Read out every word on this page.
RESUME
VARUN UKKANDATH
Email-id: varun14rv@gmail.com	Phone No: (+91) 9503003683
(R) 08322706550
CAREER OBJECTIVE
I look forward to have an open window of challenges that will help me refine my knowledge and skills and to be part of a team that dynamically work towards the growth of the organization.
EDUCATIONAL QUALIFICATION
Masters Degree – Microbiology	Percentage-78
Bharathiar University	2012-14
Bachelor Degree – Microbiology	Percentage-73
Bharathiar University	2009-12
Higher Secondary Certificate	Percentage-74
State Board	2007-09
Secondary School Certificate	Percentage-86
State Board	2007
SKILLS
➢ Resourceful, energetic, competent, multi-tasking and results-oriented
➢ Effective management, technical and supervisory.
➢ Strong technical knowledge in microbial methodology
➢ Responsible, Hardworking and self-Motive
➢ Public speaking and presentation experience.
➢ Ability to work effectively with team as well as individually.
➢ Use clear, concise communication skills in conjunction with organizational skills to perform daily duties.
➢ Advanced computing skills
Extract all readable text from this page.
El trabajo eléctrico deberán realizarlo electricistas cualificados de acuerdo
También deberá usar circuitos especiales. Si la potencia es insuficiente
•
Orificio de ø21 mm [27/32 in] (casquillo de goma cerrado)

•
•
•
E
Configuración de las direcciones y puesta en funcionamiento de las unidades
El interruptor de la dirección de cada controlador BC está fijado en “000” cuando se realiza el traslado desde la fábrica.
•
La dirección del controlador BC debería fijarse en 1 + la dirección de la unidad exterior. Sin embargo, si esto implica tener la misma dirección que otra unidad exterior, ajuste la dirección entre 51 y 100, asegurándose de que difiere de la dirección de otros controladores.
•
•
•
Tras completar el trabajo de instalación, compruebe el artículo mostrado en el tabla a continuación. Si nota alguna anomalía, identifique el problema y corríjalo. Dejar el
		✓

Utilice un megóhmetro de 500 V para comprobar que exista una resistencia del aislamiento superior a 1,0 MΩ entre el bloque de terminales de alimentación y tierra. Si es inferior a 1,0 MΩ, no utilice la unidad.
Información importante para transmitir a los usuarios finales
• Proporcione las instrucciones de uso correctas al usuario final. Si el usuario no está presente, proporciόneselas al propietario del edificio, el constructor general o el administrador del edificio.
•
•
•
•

━━━━━━

• Set problem:
How many of the lines above hold "University"? Answer with only the number.

• Correct response:
2